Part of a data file

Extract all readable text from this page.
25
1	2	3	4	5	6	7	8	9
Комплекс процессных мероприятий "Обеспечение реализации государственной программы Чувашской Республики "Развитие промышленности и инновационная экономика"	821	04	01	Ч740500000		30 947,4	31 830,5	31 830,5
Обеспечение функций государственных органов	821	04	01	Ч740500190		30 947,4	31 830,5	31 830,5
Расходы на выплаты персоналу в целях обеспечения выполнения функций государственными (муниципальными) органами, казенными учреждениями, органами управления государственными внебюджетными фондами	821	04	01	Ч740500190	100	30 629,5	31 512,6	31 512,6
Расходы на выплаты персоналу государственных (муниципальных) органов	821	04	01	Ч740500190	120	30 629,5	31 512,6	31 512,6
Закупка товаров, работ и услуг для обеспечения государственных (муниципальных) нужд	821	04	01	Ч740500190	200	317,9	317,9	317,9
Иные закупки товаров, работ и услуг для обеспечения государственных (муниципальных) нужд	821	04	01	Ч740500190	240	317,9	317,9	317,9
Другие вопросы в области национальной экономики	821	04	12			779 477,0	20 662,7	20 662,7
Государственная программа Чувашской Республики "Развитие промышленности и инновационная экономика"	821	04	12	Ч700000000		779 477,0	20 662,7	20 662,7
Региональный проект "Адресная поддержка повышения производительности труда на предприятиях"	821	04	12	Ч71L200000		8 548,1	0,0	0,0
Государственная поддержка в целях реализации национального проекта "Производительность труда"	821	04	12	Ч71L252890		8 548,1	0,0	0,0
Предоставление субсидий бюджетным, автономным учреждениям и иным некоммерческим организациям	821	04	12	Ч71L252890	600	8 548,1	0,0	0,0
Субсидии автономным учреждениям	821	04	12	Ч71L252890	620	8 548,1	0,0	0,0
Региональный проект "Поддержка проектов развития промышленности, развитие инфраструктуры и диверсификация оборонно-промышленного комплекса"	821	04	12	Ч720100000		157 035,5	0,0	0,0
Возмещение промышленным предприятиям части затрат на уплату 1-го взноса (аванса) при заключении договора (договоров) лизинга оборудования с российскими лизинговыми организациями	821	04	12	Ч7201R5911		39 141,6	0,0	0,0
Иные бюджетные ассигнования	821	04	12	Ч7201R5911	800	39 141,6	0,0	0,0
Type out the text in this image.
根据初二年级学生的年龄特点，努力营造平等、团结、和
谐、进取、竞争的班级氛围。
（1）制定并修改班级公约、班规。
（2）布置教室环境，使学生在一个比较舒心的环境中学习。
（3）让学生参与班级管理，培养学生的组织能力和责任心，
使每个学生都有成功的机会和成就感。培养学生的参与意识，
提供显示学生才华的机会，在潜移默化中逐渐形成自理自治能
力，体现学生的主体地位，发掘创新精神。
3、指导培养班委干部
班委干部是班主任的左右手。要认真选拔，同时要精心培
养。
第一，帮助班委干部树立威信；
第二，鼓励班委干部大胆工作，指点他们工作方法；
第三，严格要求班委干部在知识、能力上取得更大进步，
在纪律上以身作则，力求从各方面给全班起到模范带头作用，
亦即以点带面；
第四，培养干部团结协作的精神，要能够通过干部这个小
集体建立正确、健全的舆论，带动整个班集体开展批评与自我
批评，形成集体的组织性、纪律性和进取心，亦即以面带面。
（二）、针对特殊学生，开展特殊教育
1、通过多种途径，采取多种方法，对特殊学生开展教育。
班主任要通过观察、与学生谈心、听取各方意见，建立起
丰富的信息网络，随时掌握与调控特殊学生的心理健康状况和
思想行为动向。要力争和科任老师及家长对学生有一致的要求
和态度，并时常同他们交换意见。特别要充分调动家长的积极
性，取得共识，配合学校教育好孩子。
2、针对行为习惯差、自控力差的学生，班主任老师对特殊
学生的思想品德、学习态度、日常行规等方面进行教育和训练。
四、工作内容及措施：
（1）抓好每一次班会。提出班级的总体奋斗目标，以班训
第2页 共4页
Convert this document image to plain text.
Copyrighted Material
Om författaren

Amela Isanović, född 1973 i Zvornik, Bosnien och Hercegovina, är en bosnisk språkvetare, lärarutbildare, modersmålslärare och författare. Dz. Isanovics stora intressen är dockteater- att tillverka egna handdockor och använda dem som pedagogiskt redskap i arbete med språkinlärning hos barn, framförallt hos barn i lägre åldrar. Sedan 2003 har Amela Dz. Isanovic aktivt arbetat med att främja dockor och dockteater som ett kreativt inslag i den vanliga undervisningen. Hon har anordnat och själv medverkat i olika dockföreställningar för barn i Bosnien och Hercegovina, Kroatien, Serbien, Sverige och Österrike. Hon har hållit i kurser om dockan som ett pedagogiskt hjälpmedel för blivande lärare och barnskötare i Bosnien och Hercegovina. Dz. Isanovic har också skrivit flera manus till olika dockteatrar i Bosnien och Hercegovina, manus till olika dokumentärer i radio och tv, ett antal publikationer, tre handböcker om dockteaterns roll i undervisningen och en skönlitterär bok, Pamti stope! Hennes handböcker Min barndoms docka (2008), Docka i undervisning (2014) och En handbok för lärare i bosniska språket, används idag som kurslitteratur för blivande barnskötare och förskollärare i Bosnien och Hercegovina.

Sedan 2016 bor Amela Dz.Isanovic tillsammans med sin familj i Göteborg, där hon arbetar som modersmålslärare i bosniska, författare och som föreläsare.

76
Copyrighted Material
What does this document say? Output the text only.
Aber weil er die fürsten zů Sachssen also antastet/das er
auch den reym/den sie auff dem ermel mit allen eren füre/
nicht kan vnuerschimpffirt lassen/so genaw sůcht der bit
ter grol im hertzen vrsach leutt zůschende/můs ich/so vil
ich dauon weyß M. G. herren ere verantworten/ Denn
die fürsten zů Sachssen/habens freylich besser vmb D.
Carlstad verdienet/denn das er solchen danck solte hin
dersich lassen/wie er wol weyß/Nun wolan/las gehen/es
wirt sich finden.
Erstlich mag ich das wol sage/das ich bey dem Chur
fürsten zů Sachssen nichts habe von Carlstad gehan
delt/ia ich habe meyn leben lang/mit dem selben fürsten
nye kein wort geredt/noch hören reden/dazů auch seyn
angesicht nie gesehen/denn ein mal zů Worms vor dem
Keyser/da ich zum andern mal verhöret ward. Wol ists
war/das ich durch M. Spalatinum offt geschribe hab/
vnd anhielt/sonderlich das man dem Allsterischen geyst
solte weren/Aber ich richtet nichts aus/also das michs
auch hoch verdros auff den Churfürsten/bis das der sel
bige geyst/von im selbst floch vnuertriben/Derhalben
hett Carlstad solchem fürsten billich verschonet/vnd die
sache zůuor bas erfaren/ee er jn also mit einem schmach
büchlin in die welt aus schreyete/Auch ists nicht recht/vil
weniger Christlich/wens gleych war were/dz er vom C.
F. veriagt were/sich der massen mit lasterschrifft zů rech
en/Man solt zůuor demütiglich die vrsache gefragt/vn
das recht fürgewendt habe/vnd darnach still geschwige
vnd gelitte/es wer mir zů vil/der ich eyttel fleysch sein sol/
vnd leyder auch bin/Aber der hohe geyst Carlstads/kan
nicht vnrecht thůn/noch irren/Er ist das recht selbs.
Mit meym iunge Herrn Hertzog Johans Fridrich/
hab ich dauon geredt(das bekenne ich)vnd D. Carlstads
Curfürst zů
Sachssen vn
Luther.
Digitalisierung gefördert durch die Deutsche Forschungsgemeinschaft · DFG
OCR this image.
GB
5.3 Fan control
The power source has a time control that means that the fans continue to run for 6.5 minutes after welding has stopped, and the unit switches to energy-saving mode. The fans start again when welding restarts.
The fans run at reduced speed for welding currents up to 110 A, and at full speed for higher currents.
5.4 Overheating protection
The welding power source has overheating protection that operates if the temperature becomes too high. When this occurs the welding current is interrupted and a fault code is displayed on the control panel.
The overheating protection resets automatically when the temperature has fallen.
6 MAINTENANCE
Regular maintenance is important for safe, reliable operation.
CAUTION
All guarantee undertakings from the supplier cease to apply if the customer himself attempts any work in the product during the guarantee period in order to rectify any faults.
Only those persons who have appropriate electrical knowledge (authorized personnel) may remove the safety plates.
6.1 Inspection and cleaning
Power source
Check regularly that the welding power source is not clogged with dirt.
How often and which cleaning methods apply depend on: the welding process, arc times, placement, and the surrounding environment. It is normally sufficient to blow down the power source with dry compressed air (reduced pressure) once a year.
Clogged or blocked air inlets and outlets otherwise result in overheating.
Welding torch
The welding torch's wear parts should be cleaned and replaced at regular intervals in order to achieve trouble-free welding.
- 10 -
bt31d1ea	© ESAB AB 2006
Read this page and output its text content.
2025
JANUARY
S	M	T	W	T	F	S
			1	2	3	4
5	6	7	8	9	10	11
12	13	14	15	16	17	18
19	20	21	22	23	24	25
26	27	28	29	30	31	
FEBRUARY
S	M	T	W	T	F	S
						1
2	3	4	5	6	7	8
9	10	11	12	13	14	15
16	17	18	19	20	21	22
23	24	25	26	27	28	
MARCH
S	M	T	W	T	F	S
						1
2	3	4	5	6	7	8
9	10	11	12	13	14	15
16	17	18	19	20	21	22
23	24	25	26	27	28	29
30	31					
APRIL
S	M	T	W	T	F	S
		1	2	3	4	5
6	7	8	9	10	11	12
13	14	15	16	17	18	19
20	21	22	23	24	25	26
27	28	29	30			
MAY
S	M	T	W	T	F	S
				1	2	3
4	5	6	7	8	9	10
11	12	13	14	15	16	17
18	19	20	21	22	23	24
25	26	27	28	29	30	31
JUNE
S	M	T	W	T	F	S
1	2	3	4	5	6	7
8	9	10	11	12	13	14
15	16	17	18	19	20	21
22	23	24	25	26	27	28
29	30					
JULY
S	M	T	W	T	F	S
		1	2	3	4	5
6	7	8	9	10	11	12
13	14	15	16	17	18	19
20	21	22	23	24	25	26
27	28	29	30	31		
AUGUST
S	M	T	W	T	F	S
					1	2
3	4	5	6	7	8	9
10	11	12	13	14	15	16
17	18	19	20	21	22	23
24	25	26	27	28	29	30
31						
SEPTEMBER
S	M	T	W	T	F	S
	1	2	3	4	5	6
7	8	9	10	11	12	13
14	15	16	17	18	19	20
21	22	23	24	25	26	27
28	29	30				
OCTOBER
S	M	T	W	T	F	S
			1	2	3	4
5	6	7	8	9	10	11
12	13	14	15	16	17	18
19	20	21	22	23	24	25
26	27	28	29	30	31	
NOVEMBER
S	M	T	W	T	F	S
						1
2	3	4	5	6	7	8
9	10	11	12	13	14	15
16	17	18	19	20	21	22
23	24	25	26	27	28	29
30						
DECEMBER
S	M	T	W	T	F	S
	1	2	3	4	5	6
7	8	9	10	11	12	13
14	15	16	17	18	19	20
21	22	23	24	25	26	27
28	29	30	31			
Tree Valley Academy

OBJECTIVE - Identify each line in the entries with the word "geredt" and copy it.

EXERCISE RESULT -
nye kein wort geredt/noch hören reden/dazů auch seyn
hab ich dauon geredt(das bekenne ich)vnd D. Carlstads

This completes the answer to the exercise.